* Material for this task *
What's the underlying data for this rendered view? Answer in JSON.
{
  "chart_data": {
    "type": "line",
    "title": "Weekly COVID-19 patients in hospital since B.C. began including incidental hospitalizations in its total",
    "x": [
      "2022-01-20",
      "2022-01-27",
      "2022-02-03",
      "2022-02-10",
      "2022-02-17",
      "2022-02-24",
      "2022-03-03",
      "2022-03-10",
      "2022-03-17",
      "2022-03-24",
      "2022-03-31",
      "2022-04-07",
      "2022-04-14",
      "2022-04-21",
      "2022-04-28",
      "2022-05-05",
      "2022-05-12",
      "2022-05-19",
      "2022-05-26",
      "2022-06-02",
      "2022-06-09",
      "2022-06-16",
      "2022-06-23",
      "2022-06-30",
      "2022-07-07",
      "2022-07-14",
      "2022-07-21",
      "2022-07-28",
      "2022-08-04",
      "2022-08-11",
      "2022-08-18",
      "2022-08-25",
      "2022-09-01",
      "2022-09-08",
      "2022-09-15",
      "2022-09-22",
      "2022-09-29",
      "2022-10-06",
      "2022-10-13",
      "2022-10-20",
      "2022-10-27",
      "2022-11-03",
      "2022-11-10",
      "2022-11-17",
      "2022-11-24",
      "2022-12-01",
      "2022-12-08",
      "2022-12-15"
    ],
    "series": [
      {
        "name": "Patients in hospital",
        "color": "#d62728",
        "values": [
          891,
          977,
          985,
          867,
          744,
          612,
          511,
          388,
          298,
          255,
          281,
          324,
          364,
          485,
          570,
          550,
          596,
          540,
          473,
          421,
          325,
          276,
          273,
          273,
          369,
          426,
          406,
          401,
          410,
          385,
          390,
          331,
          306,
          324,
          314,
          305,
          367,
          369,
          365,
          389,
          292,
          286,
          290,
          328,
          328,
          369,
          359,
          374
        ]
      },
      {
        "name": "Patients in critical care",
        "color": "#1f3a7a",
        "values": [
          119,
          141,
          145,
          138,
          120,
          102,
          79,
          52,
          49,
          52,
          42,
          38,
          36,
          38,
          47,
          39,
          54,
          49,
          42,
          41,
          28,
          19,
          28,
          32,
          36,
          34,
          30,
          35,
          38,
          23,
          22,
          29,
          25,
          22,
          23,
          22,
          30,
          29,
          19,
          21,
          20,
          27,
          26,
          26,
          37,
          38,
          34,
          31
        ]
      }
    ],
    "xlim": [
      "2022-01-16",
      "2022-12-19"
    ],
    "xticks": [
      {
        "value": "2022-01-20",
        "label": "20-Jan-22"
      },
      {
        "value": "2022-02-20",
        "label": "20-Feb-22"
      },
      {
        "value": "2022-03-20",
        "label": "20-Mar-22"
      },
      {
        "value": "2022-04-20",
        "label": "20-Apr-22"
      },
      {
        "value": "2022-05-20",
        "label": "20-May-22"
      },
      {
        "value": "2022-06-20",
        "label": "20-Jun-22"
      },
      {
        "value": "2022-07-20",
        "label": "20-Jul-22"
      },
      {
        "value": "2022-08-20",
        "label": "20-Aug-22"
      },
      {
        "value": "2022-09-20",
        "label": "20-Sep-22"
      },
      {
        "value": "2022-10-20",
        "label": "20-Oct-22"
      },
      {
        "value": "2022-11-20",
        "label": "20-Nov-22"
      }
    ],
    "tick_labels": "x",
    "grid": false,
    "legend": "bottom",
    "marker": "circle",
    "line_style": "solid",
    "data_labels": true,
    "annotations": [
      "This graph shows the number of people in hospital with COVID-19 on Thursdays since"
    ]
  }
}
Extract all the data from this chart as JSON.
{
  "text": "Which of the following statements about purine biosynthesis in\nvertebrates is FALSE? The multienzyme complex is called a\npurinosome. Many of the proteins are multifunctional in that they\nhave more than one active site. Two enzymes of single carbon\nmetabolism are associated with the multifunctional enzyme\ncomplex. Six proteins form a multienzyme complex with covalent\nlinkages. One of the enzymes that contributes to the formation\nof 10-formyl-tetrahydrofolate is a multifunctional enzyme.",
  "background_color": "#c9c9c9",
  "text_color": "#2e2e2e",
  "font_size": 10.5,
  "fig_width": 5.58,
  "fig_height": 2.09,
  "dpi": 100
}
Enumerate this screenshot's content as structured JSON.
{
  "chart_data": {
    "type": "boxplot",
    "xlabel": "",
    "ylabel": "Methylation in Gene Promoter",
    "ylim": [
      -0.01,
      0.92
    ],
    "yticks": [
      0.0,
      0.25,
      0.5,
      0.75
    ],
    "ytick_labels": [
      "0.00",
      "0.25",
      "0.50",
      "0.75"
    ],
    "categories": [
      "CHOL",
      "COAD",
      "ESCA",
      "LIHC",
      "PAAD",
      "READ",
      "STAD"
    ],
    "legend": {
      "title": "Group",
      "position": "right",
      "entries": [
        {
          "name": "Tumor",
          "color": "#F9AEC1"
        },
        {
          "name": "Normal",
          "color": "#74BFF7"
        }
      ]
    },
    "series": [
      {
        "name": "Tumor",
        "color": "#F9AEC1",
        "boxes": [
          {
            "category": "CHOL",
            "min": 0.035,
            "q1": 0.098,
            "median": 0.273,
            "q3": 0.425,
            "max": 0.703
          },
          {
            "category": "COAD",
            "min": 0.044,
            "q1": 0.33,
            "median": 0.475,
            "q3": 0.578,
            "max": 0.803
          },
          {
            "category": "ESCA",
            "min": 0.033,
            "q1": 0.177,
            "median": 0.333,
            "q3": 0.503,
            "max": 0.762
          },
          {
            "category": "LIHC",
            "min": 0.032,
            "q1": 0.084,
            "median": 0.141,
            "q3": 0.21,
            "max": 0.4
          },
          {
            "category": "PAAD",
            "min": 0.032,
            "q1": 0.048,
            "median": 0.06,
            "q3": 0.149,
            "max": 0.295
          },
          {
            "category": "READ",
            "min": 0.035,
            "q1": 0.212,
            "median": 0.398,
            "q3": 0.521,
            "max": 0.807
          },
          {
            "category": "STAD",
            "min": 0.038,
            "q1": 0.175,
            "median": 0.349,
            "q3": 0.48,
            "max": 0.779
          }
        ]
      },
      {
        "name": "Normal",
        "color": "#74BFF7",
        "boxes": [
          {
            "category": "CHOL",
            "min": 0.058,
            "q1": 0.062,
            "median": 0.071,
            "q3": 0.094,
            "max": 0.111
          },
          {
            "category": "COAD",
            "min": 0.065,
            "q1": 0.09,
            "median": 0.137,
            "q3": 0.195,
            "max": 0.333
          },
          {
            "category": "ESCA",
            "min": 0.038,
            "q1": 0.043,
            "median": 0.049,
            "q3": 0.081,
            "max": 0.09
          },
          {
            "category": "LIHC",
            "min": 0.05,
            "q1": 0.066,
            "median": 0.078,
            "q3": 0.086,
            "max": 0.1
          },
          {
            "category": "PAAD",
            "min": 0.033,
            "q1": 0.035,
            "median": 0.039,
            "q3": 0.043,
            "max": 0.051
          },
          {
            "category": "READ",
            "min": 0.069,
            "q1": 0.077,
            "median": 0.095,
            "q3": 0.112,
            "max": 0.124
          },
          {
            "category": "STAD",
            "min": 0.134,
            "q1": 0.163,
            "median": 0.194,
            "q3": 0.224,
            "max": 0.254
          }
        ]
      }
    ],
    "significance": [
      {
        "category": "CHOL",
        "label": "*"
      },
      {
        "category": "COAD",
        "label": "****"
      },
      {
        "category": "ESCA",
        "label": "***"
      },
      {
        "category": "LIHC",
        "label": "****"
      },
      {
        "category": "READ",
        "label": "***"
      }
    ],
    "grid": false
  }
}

* Work instructions *
Tell how many lines in the material above include the word "name", giving the number only.

* Your solution *
6